> _EXERCISE PROMPT_
Find the lines that contain the word "text" and copy each one.

> _RECORDS_
start

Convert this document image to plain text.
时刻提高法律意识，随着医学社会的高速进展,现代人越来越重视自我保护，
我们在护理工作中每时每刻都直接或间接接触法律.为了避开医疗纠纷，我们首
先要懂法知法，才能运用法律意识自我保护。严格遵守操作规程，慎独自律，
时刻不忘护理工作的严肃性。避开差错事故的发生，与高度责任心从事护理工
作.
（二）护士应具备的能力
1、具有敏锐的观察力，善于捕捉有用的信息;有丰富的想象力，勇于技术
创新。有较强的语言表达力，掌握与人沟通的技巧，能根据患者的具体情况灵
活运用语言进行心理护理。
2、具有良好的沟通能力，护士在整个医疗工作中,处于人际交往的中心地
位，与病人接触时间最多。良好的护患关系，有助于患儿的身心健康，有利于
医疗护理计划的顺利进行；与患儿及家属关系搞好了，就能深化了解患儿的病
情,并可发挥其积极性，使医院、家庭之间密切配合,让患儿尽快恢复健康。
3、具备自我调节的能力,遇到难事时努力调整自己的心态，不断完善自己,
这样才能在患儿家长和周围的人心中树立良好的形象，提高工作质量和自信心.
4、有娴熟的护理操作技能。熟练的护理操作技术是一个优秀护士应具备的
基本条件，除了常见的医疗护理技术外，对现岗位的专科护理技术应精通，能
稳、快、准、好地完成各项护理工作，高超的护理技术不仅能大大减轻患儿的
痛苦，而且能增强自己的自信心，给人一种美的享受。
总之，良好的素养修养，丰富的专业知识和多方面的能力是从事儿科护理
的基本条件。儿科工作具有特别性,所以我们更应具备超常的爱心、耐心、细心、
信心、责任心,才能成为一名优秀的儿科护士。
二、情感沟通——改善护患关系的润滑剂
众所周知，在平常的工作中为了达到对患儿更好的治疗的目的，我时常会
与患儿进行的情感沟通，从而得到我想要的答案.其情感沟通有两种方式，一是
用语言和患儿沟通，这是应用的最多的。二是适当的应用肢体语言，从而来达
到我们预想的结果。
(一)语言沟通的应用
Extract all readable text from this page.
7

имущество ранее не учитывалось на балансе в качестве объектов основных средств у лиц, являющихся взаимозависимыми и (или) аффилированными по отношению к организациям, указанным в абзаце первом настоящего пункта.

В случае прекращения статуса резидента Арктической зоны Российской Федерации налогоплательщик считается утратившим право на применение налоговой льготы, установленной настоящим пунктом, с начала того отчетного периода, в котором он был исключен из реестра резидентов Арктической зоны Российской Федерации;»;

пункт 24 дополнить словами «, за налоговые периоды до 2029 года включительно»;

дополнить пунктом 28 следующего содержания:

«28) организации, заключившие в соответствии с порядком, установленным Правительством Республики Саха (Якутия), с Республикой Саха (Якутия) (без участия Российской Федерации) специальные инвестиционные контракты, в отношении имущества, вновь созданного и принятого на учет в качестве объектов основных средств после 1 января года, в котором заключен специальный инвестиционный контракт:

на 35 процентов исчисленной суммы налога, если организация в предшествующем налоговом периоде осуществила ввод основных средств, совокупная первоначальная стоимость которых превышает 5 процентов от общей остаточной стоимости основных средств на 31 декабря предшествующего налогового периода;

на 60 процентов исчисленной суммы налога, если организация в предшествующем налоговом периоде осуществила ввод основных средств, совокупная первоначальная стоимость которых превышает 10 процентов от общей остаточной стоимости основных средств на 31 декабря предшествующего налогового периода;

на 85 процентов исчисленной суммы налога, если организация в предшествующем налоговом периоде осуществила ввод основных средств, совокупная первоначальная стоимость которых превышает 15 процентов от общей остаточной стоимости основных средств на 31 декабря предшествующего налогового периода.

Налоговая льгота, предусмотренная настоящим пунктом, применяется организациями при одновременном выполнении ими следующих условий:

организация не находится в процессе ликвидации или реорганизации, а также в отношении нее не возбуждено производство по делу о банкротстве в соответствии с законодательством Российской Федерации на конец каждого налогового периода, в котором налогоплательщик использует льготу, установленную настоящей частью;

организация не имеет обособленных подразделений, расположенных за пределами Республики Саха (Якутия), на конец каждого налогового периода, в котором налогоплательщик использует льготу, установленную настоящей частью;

end

> _TASK OUTPUT_
Convert this document image to plain text.
Extract all readable text from this page.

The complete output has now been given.